WHAT THE EXERCISE ASKS: In the Great Firewall post, give everything from "Yet BBC.co.uk -- often" down to "the very-frequently-blocked Technorati." again, switching "Technorati" to "Flickr".

** begin QUOTED TEXT **

Fallows has been a finalist for the National Magazine Award five times and has won once; he has also won the American Book Award for nonfiction and a N.Y. Emmy award for the documentary series Doing Business in China. He was the founding chairman of the New America Foundation. His two most recent books, Blind Into Baghdad (2006) and Postcards From Tomorrow Square (2009), are based on his writings for The Atlantic; he is at work on another book about China. He is married to Deborah Fallows, author of the recent book Dreaming in Chinese. They have two married sons.

Fallows welcomes and frequently quotes from reader mail sent via the "Email" button below. Unless you specify otherwise, we consider any incoming mail available for possible quotation -- but not with the sender's real name unless you explicitly state that it may be used. If you are wondering why Fallows does not use a "Comments" field below his posts, please see previous explanations here and here.

Query for others behind the Great Firewall: all of Blogspot blocked again?

By James Fallows
Sep 28 2007, 1:55 AM ET

My experience with the Chinese Great Firewall over the last year-plus has been weirdly variable. Sometimes I can get to almost any site I'm interested in, even without using a proxy server or VPN. Sometimes a large number are blocked. With a proxy server, of course, almost anything works.

For the last few days I've been in circumstances where I can't use my normal proxy server. And here's what I find:
- Wikipedia -- all entries blocked
- Blogspot -- all blogs hosted there blocked
- Blogger -- ditto
- My pre-existing personal site, on WordPress (jamesfallows.com) -- blocked, so I can't put any posts or updates there

Yet BBC.co.uk -- often impossible to reach from within the Great Firewall, today is wide open without problems. And so is the very-frequently-blocked Technorati.

** end QUOTED TEXT **
** begin RECORD SET **

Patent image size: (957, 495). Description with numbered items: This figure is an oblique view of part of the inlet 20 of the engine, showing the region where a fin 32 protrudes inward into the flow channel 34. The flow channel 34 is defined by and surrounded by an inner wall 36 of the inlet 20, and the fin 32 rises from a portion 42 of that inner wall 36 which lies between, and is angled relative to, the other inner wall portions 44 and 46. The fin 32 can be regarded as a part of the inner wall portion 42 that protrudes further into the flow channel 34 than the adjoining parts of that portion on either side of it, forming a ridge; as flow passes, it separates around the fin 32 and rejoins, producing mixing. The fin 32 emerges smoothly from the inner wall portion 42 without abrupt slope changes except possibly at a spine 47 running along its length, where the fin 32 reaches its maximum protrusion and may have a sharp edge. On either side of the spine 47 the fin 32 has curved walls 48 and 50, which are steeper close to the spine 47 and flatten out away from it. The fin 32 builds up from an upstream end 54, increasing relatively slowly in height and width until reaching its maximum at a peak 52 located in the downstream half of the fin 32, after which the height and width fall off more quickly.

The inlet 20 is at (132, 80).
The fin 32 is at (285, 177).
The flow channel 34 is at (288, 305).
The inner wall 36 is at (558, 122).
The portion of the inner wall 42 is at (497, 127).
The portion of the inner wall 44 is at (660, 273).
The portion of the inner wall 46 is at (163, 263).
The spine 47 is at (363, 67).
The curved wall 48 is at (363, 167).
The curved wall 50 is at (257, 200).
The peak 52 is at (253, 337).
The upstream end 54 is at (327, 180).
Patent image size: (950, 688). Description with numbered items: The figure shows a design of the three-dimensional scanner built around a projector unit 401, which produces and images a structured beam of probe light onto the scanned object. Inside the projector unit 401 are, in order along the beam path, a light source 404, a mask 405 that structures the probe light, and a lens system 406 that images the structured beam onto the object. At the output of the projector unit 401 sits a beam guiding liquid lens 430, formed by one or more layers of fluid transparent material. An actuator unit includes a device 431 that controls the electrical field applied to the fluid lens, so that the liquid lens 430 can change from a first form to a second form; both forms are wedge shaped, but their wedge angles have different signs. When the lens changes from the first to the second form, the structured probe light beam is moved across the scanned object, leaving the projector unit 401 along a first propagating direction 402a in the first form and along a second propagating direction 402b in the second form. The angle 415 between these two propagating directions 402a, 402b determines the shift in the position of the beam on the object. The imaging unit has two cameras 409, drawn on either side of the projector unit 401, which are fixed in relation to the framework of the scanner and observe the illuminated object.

** end RECORD SET **

COMPLETE ANSWER:
Yet BBC.co.uk -- often impossible to reach from within the Great Firewall, today is wide open without problems. And so is the very-frequently-blocked Flickr.